### DATA FOR THE TASK
_ _ _ _ _ _ _
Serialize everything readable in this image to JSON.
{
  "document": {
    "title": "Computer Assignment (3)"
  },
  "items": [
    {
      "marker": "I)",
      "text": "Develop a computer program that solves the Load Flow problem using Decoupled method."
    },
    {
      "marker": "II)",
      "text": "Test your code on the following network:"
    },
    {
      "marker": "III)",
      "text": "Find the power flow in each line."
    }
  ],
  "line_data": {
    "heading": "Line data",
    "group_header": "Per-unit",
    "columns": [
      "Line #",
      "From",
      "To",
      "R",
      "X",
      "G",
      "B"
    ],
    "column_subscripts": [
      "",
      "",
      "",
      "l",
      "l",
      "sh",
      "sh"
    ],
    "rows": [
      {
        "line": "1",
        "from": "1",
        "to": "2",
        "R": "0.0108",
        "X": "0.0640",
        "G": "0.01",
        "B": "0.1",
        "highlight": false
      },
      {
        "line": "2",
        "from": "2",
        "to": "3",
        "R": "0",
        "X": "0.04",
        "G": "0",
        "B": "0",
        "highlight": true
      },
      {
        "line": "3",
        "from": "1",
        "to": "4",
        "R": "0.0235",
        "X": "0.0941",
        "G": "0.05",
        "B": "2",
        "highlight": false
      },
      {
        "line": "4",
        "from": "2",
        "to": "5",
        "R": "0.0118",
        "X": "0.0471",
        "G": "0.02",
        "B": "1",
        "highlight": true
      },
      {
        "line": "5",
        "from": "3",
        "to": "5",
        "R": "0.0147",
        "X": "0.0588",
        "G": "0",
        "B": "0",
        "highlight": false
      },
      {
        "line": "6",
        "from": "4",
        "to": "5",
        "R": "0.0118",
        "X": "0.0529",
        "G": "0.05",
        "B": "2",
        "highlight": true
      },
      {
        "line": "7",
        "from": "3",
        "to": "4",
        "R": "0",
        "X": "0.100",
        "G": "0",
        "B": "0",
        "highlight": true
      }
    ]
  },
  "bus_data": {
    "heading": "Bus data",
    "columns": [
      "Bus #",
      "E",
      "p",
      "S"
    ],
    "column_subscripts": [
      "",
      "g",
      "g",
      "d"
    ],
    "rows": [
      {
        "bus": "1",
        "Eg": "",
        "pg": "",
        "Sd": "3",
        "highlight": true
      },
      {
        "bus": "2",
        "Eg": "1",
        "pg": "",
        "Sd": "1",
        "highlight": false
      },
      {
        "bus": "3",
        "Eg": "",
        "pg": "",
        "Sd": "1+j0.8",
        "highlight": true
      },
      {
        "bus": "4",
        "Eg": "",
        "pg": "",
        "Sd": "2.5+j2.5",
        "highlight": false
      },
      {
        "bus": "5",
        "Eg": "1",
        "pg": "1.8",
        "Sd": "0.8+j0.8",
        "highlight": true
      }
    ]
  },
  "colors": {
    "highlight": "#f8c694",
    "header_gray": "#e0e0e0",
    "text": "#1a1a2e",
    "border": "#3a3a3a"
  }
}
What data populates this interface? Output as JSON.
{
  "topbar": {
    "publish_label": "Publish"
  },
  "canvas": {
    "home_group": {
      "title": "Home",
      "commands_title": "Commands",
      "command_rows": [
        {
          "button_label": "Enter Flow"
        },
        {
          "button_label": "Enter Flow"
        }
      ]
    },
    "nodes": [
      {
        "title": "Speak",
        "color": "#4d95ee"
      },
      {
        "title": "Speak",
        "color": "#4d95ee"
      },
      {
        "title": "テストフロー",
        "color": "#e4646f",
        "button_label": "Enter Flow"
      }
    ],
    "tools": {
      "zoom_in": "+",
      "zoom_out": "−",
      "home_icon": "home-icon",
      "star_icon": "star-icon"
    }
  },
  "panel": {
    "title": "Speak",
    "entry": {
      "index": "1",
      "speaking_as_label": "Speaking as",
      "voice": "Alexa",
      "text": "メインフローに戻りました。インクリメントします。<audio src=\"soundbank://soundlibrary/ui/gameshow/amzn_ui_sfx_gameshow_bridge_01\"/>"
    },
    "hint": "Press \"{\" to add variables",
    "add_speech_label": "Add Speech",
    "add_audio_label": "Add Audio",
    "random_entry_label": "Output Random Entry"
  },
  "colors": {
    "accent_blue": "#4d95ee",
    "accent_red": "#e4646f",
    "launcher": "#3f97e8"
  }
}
_ _ _ _ _ _ _
### SET PROBLEM
Where a line of the data holds "Output", show that line.

### REPLY
What data populates this interface? Output as JSON.
    "random_entry_label": "Output Random Entry"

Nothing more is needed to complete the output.